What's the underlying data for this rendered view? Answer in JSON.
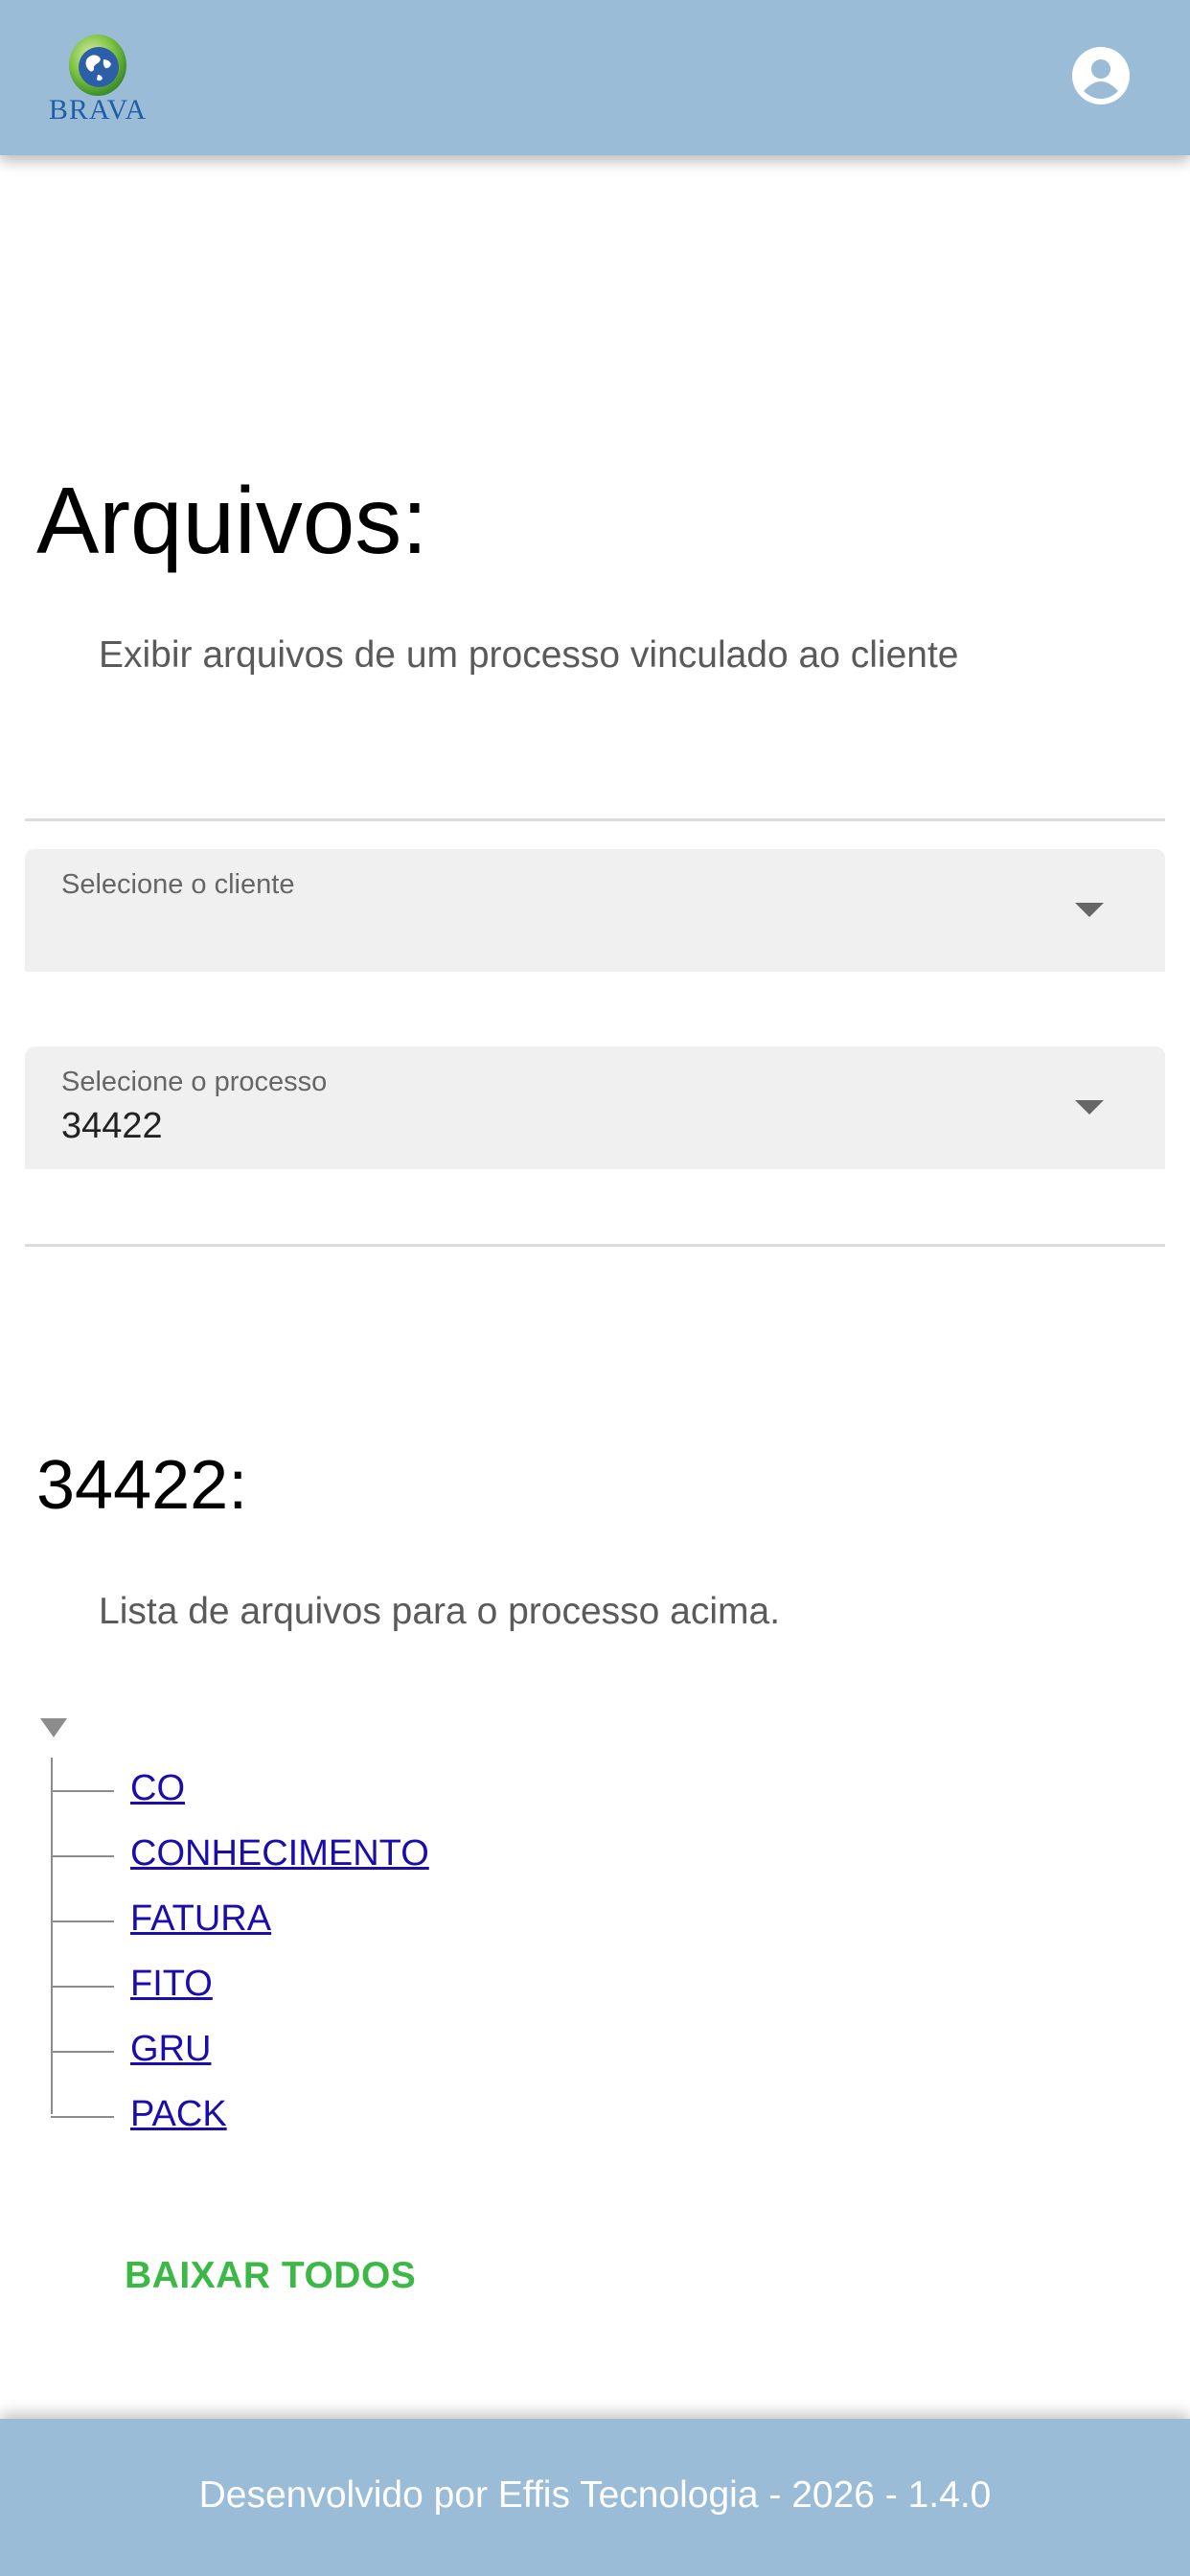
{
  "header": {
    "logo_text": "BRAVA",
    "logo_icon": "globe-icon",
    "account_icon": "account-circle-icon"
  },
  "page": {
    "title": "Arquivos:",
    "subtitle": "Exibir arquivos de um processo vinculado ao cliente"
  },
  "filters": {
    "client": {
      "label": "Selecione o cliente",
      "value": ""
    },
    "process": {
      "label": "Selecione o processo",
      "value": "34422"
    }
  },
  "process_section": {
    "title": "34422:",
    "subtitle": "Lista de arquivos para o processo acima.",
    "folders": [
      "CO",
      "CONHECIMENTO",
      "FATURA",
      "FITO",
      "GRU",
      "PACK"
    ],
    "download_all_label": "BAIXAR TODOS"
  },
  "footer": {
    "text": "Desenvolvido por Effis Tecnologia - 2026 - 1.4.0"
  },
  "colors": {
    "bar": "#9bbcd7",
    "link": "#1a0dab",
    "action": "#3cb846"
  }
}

● ● ● ●

== SET EXERCISE ==
Output the lines above in full and exactly as given, omitting any pictures.

== IN RESPONSE ==
What's the underlying data for this rendered view? Answer in JSON.
{
  "header": {
    "logo_text": "BRAVA",
    "logo_icon": "globe-icon",
    "account_icon": "account-circle-icon"
  },
  "page": {
    "title": "Arquivos:",
    "subtitle": "Exibir arquivos de um processo vinculado ao cliente"
  },
  "filters": {
    "client": {
      "label": "Selecione o cliente",
      "value": ""
    },
    "process": {
      "label": "Selecione o processo",
      "value": "34422"
    }
  },
  "process_section": {
    "title": "34422:",
    "subtitle": "Lista de arquivos para o processo acima.",
    "folders": [
      "CO",
      "CONHECIMENTO",
      "FATURA",
      "FITO",
      "GRU",
      "PACK"
    ],
    "download_all_label": "BAIXAR TODOS"
  },
  "footer": {
    "text": "Desenvolvido por Effis Tecnologia - 2026 - 1.4.0"
  },
  "colors": {
    "bar": "#9bbcd7",
    "link": "#1a0dab",
    "action": "#3cb846"
  }
}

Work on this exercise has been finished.